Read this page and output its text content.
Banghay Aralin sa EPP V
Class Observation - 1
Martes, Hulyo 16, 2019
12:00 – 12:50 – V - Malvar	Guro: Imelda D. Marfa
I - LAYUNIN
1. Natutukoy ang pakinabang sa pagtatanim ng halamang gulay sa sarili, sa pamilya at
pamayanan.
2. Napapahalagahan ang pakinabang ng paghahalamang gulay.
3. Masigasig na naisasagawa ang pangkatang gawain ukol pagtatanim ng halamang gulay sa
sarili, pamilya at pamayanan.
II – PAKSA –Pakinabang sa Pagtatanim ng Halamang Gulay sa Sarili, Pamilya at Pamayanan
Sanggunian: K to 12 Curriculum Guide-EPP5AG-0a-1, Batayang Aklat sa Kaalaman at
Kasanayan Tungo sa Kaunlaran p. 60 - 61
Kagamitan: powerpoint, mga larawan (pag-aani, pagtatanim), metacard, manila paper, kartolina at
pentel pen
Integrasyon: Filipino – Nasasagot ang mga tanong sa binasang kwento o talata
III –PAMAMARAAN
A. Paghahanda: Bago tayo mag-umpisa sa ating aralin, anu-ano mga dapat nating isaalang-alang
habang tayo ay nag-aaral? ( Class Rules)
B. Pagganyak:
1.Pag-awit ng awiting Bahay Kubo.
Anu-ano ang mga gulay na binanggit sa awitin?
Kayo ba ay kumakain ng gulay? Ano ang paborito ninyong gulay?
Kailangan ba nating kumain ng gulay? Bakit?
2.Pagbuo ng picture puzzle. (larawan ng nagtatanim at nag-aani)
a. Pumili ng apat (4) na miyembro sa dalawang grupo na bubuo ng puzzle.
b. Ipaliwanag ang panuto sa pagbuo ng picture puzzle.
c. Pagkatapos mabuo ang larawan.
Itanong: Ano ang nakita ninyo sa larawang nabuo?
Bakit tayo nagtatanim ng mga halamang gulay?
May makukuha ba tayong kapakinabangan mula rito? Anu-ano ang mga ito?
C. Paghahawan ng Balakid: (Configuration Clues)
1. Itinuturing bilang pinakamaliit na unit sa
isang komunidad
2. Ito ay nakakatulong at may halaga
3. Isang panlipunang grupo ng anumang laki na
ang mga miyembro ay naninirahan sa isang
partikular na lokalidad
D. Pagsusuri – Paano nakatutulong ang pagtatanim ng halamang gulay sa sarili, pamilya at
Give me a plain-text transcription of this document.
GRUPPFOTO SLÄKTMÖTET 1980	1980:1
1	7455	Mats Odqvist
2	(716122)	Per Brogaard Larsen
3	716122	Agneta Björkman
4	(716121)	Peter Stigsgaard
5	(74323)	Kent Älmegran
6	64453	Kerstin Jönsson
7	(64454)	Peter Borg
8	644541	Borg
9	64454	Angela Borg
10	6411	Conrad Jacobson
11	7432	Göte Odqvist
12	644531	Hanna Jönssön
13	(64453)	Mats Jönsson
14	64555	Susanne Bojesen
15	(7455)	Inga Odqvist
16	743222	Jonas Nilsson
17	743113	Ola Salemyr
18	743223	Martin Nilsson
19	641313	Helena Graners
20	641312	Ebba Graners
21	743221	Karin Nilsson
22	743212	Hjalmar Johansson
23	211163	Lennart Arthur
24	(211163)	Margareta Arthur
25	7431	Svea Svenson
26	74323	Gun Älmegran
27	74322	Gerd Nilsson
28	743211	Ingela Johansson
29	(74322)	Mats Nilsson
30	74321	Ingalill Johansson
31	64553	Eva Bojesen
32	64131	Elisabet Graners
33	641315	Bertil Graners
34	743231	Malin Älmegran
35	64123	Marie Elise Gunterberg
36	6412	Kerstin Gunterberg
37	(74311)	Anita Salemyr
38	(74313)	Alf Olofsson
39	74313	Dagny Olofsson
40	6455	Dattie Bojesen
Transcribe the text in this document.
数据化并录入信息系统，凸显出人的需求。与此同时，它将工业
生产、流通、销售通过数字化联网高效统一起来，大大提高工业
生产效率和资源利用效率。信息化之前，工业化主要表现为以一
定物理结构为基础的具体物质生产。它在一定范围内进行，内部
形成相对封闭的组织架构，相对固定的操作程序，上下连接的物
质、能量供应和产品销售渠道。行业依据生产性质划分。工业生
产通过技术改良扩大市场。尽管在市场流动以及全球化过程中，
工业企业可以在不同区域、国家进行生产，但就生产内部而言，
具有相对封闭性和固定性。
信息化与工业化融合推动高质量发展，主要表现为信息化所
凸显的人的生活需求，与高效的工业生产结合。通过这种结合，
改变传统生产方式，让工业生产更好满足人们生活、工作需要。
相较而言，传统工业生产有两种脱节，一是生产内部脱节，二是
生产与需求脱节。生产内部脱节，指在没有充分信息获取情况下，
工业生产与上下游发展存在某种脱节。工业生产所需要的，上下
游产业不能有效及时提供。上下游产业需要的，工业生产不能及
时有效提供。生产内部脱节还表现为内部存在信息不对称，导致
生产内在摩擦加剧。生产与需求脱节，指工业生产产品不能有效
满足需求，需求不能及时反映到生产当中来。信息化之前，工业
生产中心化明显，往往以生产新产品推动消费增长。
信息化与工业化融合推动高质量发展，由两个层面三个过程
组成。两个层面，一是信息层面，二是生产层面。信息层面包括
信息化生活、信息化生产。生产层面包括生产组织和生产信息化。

- AIM -
Identify each line containing the string "Class" and copy it out.

- CORRECT RESULT -
Class Observation - 1
habang tayo ay nag-aaral? ( Class Rules)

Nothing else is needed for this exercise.